What to do:
(1) Name every group the Springsteen blog post lists as a "super prog. rock" group.
(2) Carry on the blog post about Bruce Springsteen, picking up after its final sentence.

Source text:
Is Bruce Springsteen just a Rock-and-Roll legend…or is he something else?

29th April 2017

Recently I mentioned in my blog that one of my top six unfulfilled dreams on my bucket list is to be a front man for a rock-and-roll tribute band, and that playing Bruce Springsteen for one night only would fit the bill nicely – surprisingly I am still awaiting offers.

Actually, the truth is that my real dream is to understudy the Boss himself, standing out in front of his very own “Heart-Stoppin’ Hard-Rockin’ Earth-Quakin’ Love-Makin’ Vi-agra-Takin’, History-Makin’, le-gen-da-ry…East Street Band.”

My rock fantasy upgrade is a direct result of having recently read Springsteen’s story in his own words, “Born to Run” published last year.  I have read numerous bios, autobios and schlock columns about the lives of R&B performers and this one beats the lot by a distance.  I am still eking out the final pages of the book, like a good friend to whom one doesn’t want to say adieu.

Why have I found his story so compelling?  For one reason, Springsteen’s most famous anthem “Born to Run”, with which he shot to universal fame in 1975, was released when I was in sixth form.  At the time he was heralded as the saviour of rock-and-roll, charging on to the scene just as the raw R&B inspired pop culture of the Beatles, Stones and Bob Dylan was coagulating in the hands of the so-called super prog. rock groups such as Floyd, Zeppelin, Yes, Emerson Lake & Palmer and their interminable fifteen minute drum solos.  Springsteen’s immediate impact came as a prelude to the punk rock era: The Clash, The Jam, Sex Pistols, Elvis Costello et al, all of whom have tugged their pink-rinsed forelocks towards the Boss.

Data excerpt:
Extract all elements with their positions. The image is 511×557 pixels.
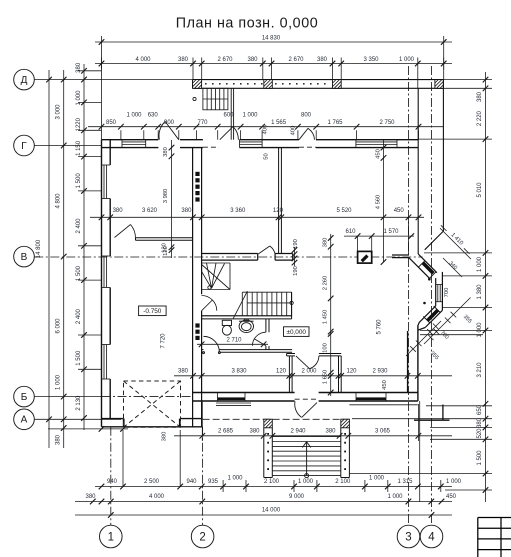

Answers by task:
(1) Floyd, Zeppelin, Yes, Emerson Lake & Palmer

(2)
Springsteen is undoubtedly a rock legend, worthy of mention in the company of those he regards as his own idols:  Dylan, Lennon, Elvis Presley, Chuck Berry, Roy Orbison and James Browne.  He has won 20 Grammys, an Academy award (for “Streets of Philadelphia”) and has been inducted into every Hall of Fame that counts.  But what marks him out from many of his contemporaries is neither his talent as a song-writer and performer, nor his longevity.  What Bruce Springsteen has that is so special is his appreciation of his identity and heritage combined with a unique ability to put himself in the shoes of others and speak for them with ringing authenticity.

Bruce Springsteen is a son of Freehold in the blue-collar corner of New Jersey state.  He spent ten years, night after night playing the bars up and down the Jersey shoreline and Highway 9 before hitting the big time with “Born to Run”.  He still describes himself as a bar-band musician and although his hunger for success and innate restlessness drove him, literally, all over the USA, it was the ties that bound him to New Jersey that has forever dragged him homeward.

At 25, he had what many musicians of his era never achieved in their lifetime; ownership of his own material, complete authority over his own band (still tearing up the world’s top arenas more than forty years later), a record contract with Columbia and the hard-earned freedom from his bar-band years to discover his own voice, tell his story and ultimately inherit the mantle of America’s song-writer.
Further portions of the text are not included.